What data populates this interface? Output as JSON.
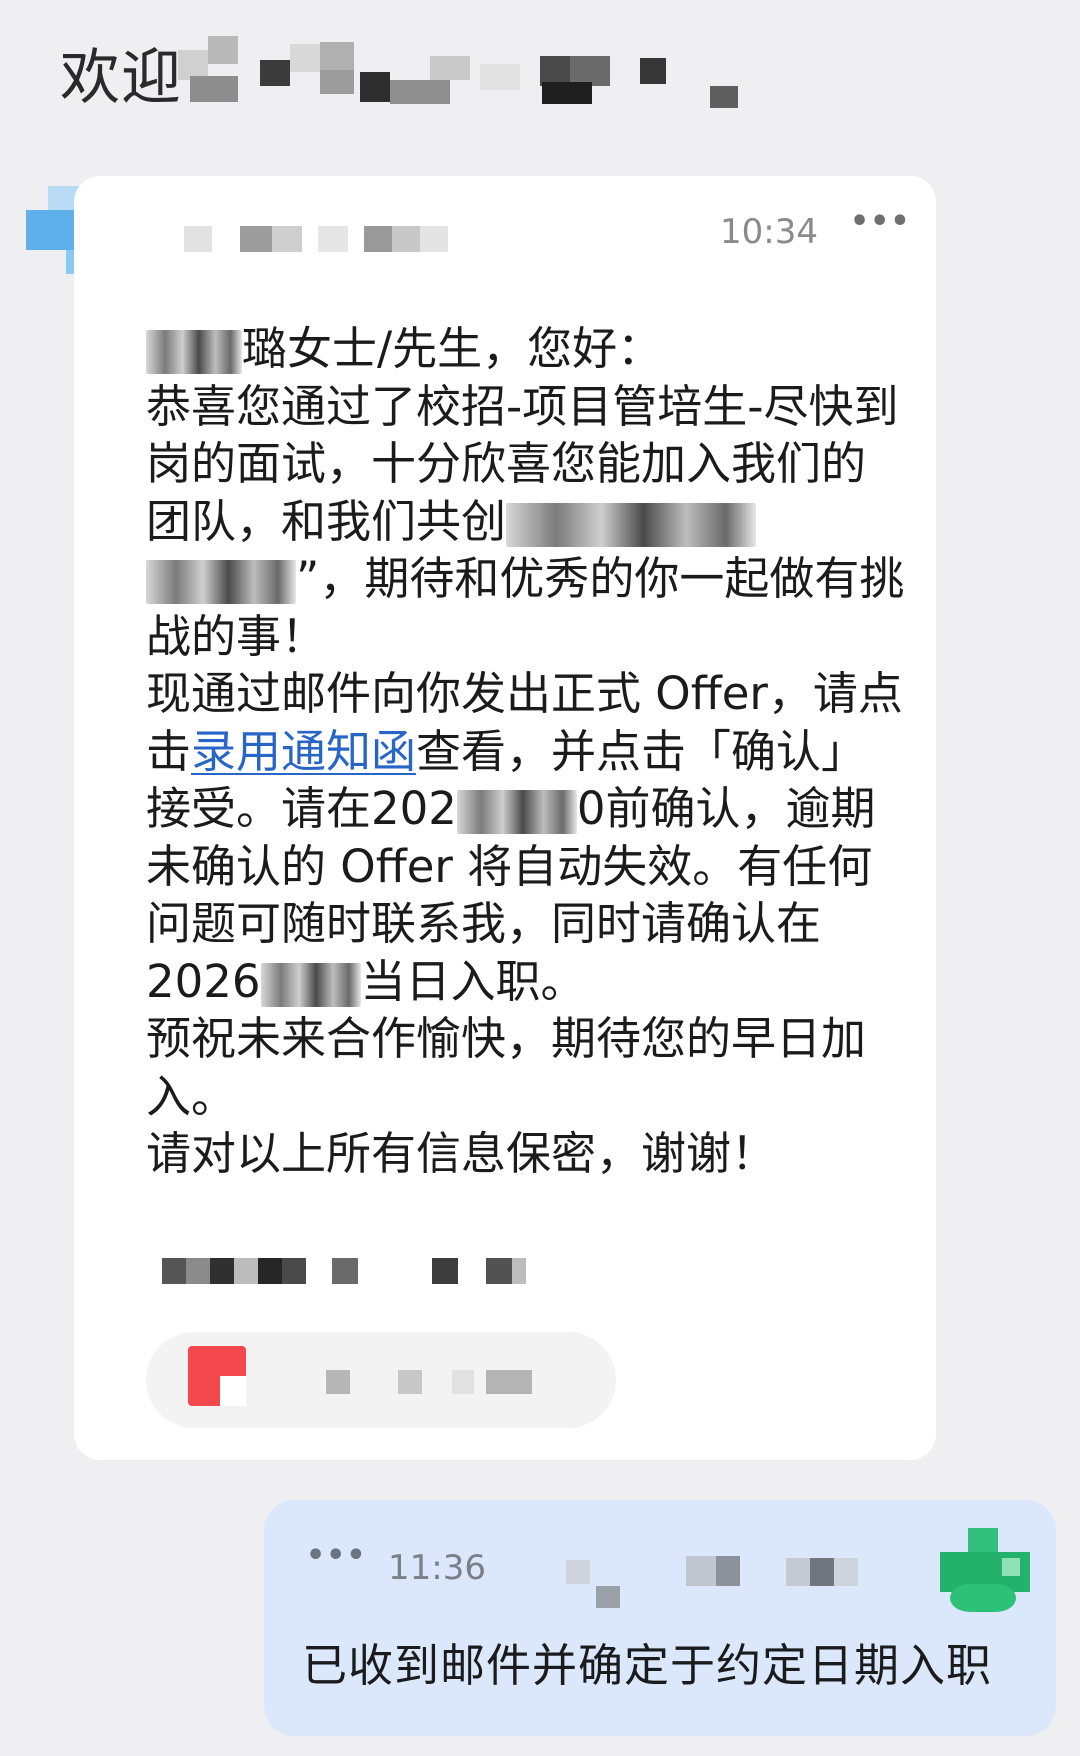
{
  "header": {
    "title": "欢迎"
  },
  "incoming": {
    "time": "10:34",
    "more_icon": "more-horizontal-icon",
    "body": {
      "greeting": "璐女士/先生，您好：",
      "line_congrats": "恭喜您通过了校招-项目管培生-尽快到岗的面试，十分欣喜您能加入我们的团队，和我们共创",
      "line_after_mask": "”，期待和优秀的你一起做有挑战的事！",
      "offer_before_link": "现通过邮件向你发出正式 Offer，请点击",
      "link_text": "录用通知函",
      "offer_after_link": "查看，并点击「确认」接受。请在202",
      "confirm_tail": "0前确认，逾期未确认的 Offer 将自动失效。有任何问题可随时联系我，同时请确认在2026",
      "onboard_tail": "当日入职。",
      "wish": "预祝未来合作愉快，期待您的早日加入。",
      "confidential": "请对以上所有信息保密，谢谢！"
    },
    "attachment_icon": "document-icon",
    "accent_link_color": "#2766c6"
  },
  "outgoing": {
    "time": "11:36",
    "more_icon": "more-horizontal-icon",
    "text": "已收到邮件并确定于约定日期入职",
    "bubble_color": "#dbe8fb"
  }
}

[Problem to solve]:
Transcribe the material as is, with images omitted.

[The output]:
What data populates this interface? Output as JSON.
{
  "header": {
    "title": "欢迎"
  },
  "incoming": {
    "time": "10:34",
    "more_icon": "more-horizontal-icon",
    "body": {
      "greeting": "璐女士/先生，您好：",
      "line_congrats": "恭喜您通过了校招-项目管培生-尽快到岗的面试，十分欣喜您能加入我们的团队，和我们共创",
      "line_after_mask": "”，期待和优秀的你一起做有挑战的事！",
      "offer_before_link": "现通过邮件向你发出正式 Offer，请点击",
      "link_text": "录用通知函",
      "offer_after_link": "查看，并点击「确认」接受。请在202",
      "confirm_tail": "0前确认，逾期未确认的 Offer 将自动失效。有任何问题可随时联系我，同时请确认在2026",
      "onboard_tail": "当日入职。",
      "wish": "预祝未来合作愉快，期待您的早日加入。",
      "confidential": "请对以上所有信息保密，谢谢！"
    },
    "attachment_icon": "document-icon",
    "accent_link_color": "#2766c6"
  },
  "outgoing": {
    "time": "11:36",
    "more_icon": "more-horizontal-icon",
    "text": "已收到邮件并确定于约定日期入职",
    "bubble_color": "#dbe8fb"
  }
}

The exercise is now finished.